[Dataset records]
------------------------------------
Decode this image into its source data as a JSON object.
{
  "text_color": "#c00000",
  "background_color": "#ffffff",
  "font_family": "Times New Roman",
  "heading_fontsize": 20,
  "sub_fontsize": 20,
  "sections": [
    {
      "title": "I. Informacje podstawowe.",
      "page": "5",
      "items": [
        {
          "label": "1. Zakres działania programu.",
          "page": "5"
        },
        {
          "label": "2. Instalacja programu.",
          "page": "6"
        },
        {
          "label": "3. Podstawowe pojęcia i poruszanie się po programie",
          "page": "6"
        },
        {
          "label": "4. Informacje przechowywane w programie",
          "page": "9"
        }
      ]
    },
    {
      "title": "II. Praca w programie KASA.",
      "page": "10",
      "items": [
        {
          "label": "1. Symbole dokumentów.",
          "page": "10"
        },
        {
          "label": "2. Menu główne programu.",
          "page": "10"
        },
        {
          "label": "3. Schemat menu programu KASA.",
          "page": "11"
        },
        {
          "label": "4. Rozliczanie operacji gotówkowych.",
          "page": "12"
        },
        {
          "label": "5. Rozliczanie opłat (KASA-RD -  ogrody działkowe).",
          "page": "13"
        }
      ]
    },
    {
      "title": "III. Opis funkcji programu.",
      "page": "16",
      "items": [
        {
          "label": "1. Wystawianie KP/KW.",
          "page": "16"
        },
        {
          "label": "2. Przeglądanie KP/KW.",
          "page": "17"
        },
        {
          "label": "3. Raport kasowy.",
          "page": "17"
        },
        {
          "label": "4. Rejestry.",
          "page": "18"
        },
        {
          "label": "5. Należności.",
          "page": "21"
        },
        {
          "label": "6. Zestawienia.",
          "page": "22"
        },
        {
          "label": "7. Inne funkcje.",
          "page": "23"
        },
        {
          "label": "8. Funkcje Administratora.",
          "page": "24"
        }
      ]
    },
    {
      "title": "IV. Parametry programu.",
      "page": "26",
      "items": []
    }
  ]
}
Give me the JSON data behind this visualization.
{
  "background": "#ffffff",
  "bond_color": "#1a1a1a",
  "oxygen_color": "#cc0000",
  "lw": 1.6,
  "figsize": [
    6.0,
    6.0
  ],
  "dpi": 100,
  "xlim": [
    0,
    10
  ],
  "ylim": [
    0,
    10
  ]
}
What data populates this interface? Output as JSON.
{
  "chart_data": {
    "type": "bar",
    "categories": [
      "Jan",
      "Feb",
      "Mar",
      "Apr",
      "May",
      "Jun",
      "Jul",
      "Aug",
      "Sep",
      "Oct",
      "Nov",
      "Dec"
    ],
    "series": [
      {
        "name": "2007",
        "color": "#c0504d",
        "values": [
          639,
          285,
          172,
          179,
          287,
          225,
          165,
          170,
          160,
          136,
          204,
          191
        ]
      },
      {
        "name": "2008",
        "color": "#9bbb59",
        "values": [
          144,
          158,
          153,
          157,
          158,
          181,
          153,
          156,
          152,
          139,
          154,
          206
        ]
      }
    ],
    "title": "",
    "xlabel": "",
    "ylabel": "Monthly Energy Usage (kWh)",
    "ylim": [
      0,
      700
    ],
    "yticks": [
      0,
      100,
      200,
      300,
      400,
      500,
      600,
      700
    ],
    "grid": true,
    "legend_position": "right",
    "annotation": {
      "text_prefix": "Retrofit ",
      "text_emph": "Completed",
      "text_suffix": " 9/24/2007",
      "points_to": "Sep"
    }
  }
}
------------------------------------
→ Stated problem: Reproduce the complete data exactly as presented above.

→ Complete answer:
Decode this image into its source data as a JSON object.
{
  "text_color": "#c00000",
  "background_color": "#ffffff",
  "font_family": "Times New Roman",
  "heading_fontsize": 20,
  "sub_fontsize": 20,
  "sections": [
    {
      "title": "I. Informacje podstawowe.",
      "page": "5",
      "items": [
        {
          "label": "1. Zakres działania programu.",
          "page": "5"
        },
        {
          "label": "2. Instalacja programu.",
          "page": "6"
        },
        {
          "label": "3. Podstawowe pojęcia i poruszanie się po programie",
          "page": "6"
        },
        {
          "label": "4. Informacje przechowywane w programie",
          "page": "9"
        }
      ]
    },
    {
      "title": "II. Praca w programie KASA.",
      "page": "10",
      "items": [
        {
          "label": "1. Symbole dokumentów.",
          "page": "10"
        },
        {
          "label": "2. Menu główne programu.",
          "page": "10"
        },
        {
          "label": "3. Schemat menu programu KASA.",
          "page": "11"
        },
        {
          "label": "4. Rozliczanie operacji gotówkowych.",
          "page": "12"
        },
        {
          "label": "5. Rozliczanie opłat (KASA-RD -  ogrody działkowe).",
          "page": "13"
        }
      ]
    },
    {
      "title": "III. Opis funkcji programu.",
      "page": "16",
      "items": [
        {
          "label": "1. Wystawianie KP/KW.",
          "page": "16"
        },
        {
          "label": "2. Przeglądanie KP/KW.",
          "page": "17"
        },
        {
          "label": "3. Raport kasowy.",
          "page": "17"
        },
        {
          "label": "4. Rejestry.",
          "page": "18"
        },
        {
          "label": "5. Należności.",
          "page": "21"
        },
        {
          "label": "6. Zestawienia.",
          "page": "22"
        },
        {
          "label": "7. Inne funkcje.",
          "page": "23"
        },
        {
          "label": "8. Funkcje Administratora.",
          "page": "24"
        }
      ]
    },
    {
      "title": "IV. Parametry programu.",
      "page": "26",
      "items": []
    }
  ]
}
Give me the JSON data behind this visualization.
{
  "background": "#ffffff",
  "bond_color": "#1a1a1a",
  "oxygen_color": "#cc0000",
  "lw": 1.6,
  "figsize": [
    6.0,
    6.0
  ],
  "dpi": 100,
  "xlim": [
    0,
    10
  ],
  "ylim": [
    0,
    10
  ]
}
What data populates this interface? Output as JSON.
{
  "chart_data": {
    "type": "bar",
    "categories": [
      "Jan",
      "Feb",
      "Mar",
      "Apr",
      "May",
      "Jun",
      "Jul",
      "Aug",
      "Sep",
      "Oct",
      "Nov",
      "Dec"
    ],
    "series": [
      {
        "name": "2007",
        "color": "#c0504d",
        "values": [
          639,
          285,
          172,
          179,
          287,
          225,
          165,
          170,
          160,
          136,
          204,
          191
        ]
      },
      {
        "name": "2008",
        "color": "#9bbb59",
        "values": [
          144,
          158,
          153,
          157,
          158,
          181,
          153,
          156,
          152,
          139,
          154,
          206
        ]
      }
    ],
    "title": "",
    "xlabel": "",
    "ylabel": "Monthly Energy Usage (kWh)",
    "ylim": [
      0,
      700
    ],
    "yticks": [
      0,
      100,
      200,
      300,
      400,
      500,
      600,
      700
    ],
    "grid": true,
    "legend_position": "right",
    "annotation": {
      "text_prefix": "Retrofit ",
      "text_emph": "Completed",
      "text_suffix": " 9/24/2007",
      "points_to": "Sep"
    }
  }
}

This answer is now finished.